§ TO DO:
Type out every line below exactly as it reads.

§ Data entries:
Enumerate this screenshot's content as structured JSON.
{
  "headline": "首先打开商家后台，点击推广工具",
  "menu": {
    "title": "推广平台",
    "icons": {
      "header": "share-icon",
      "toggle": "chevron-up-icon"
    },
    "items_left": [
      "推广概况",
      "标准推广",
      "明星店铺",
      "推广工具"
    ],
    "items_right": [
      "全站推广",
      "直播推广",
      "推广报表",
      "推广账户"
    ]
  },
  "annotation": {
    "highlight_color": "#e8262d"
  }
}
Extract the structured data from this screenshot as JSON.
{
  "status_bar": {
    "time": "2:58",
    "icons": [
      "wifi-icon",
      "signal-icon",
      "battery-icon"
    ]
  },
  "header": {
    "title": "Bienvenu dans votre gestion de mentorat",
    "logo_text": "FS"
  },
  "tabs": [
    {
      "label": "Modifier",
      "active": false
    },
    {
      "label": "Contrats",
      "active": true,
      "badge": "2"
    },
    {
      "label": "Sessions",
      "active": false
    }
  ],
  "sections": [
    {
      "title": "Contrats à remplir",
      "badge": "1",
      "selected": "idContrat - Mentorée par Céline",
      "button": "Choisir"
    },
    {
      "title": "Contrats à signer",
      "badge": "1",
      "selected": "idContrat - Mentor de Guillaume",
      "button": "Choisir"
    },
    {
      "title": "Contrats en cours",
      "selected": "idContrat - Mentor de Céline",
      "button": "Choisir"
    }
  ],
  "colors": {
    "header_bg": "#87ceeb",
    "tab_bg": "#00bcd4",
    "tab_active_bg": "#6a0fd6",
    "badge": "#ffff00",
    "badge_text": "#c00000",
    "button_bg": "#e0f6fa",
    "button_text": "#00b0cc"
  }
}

§ SOLUTION TO THIS PROBLEM:
Enumerate this screenshot's content as structured JSON.
{
  "headline": "首先打开商家后台，点击推广工具",
  "menu": {
    "title": "推广平台",
    "icons": {
      "header": "share-icon",
      "toggle": "chevron-up-icon"
    },
    "items_left": [
      "推广概况",
      "标准推广",
      "明星店铺",
      "推广工具"
    ],
    "items_right": [
      "全站推广",
      "直播推广",
      "推广报表",
      "推广账户"
    ]
  },
  "annotation": {
    "highlight_color": "#e8262d"
  }
}
Extract the structured data from this screenshot as JSON.
{
  "status_bar": {
    "time": "2:58",
    "icons": [
      "wifi-icon",
      "signal-icon",
      "battery-icon"
    ]
  },
  "header": {
    "title": "Bienvenu dans votre gestion de mentorat",
    "logo_text": "FS"
  },
  "tabs": [
    {
      "label": "Modifier",
      "active": false
    },
    {
      "label": "Contrats",
      "active": true,
      "badge": "2"
    },
    {
      "label": "Sessions",
      "active": false
    }
  ],
  "sections": [
    {
      "title": "Contrats à remplir",
      "badge": "1",
      "selected": "idContrat - Mentorée par Céline",
      "button": "Choisir"
    },
    {
      "title": "Contrats à signer",
      "badge": "1",
      "selected": "idContrat - Mentor de Guillaume",
      "button": "Choisir"
    },
    {
      "title": "Contrats en cours",
      "selected": "idContrat - Mentor de Céline",
      "button": "Choisir"
    }
  ],
  "colors": {
    "header_bg": "#87ceeb",
    "tab_bg": "#00bcd4",
    "tab_active_bg": "#6a0fd6",
    "badge": "#ffff00",
    "badge_text": "#c00000",
    "button_bg": "#e0f6fa",
    "button_text": "#00b0cc"
  }
}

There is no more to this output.